Based on that I can’t stand wypipo either. And I know what kind of person that is.
But I do hope I don’t see the slur “kwyjibo” thrown around casually on the board.
ETA: To get back to the bright line discussion, as someone who has had to enforce bright line rules at Wikipedia and on other boards where I was a mod, they can have their place but there are major downsides. One is that a person may figure out how to cause the same disruption a rule was meant to prevent by not quite breaking the rule as written but definitely breaking it in spirit. (Basically exploiting a loophole.) The flip side is that it might force you to punish absolutely benign behavior that technically violates the rule. It takes away the ability for a mod to use their judgment in a particular situation and can force them into bad responses because their hands are tied.
Exactly. It was used by upper class, wealthy white Southerners to demean poor whites. African-Americans adopted the term, but unlike ofay and whitey, they didn’t originate it. If you’re really curious about the toxic interplay between upper class whites, lower class whites, and African Americans in Southern history, I recommend W.J. Cash’s The Mind of the South. Or any history of the Populist Party in late 19th - early 20th century Georgia.

### What is needed
In the forum post, which book is recommended for learning about the interplay between upper-class whites, lower-class whites, and African Americans in Southern history?

### Dataset content

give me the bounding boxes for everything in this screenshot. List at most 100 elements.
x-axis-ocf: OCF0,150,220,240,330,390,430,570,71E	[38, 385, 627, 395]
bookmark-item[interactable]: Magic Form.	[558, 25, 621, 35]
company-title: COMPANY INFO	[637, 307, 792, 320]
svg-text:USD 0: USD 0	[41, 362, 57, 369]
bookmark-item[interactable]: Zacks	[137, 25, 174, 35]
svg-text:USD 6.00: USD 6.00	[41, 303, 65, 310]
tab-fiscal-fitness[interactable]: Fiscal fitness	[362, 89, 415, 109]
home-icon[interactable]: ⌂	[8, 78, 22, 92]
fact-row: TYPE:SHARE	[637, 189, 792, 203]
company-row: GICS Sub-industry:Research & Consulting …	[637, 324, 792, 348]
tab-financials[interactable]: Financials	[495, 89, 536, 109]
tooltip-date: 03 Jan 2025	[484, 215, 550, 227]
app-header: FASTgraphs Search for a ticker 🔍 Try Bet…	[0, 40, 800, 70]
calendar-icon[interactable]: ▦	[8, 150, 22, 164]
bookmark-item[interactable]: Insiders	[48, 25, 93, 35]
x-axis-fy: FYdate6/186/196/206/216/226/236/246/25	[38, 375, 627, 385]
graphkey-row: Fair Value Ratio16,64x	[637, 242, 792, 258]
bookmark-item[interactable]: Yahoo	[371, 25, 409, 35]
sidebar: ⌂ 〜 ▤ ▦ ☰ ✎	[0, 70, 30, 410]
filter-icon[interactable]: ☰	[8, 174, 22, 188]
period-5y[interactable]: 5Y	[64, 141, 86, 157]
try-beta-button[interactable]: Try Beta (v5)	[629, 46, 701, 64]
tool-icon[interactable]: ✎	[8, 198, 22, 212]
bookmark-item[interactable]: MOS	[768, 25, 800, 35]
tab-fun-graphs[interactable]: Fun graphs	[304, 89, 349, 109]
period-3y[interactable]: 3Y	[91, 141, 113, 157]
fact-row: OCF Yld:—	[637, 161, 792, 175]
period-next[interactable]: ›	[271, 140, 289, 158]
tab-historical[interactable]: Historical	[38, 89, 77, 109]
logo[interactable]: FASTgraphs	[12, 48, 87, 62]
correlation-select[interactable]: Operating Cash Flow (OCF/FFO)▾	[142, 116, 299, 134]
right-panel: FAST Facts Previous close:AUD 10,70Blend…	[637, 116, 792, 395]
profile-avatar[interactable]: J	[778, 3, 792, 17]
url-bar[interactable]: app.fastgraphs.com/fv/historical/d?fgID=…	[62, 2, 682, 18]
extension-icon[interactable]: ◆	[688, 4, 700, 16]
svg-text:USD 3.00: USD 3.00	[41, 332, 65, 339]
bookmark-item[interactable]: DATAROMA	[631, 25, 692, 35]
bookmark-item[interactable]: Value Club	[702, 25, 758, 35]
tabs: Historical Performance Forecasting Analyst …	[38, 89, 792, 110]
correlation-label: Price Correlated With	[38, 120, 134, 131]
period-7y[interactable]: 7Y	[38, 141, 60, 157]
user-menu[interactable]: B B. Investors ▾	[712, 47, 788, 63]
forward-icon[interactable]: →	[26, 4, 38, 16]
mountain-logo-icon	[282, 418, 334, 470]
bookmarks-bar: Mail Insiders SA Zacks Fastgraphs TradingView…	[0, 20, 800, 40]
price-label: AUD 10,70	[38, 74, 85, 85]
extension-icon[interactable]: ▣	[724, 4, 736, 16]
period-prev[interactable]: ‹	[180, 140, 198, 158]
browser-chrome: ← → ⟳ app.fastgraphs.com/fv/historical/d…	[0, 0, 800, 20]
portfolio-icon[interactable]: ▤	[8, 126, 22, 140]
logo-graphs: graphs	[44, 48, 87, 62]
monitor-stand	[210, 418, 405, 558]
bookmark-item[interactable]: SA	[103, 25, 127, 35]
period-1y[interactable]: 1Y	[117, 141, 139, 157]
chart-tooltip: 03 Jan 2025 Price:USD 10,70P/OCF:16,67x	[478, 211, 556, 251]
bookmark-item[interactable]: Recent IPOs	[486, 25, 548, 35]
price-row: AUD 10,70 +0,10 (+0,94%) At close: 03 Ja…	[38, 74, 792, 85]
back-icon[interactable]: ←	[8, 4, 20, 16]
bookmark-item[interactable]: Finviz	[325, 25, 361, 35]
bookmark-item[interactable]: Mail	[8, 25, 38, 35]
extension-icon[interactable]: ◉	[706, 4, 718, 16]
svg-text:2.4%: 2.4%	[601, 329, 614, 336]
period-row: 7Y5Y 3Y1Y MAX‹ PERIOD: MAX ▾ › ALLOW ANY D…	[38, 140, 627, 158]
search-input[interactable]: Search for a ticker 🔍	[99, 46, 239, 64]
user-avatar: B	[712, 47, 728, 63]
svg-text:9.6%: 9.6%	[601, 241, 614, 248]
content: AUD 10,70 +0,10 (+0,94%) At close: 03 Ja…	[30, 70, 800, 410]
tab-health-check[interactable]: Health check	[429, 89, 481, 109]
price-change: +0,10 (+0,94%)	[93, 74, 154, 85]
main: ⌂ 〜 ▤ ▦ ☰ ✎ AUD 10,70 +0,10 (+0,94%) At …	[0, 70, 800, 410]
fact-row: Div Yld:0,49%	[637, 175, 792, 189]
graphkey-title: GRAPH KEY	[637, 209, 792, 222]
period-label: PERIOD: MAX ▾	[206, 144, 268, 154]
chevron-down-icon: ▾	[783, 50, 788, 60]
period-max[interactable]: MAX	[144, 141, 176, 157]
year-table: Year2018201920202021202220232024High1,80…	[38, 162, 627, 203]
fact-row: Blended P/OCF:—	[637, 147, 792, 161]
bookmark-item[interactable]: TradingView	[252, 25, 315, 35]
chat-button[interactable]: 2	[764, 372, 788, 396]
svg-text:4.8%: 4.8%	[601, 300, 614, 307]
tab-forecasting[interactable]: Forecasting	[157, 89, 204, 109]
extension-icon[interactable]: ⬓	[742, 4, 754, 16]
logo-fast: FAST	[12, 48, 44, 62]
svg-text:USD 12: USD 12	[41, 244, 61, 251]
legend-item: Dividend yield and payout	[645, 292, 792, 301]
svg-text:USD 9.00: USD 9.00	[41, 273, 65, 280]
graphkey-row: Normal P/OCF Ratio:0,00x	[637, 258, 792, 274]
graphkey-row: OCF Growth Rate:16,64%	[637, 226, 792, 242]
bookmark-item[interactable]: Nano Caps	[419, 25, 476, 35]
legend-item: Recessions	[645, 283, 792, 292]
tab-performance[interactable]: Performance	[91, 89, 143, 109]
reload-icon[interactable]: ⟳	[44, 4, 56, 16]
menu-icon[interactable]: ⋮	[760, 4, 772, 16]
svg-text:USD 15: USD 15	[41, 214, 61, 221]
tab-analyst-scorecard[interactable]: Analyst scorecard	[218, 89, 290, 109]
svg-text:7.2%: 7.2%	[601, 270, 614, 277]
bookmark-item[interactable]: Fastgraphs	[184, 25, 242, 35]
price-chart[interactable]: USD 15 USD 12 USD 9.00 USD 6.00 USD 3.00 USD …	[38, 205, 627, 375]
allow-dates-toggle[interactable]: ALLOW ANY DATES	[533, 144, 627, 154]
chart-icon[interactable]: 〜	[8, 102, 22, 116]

### Task solution
W.J. Cash's The Mind of the South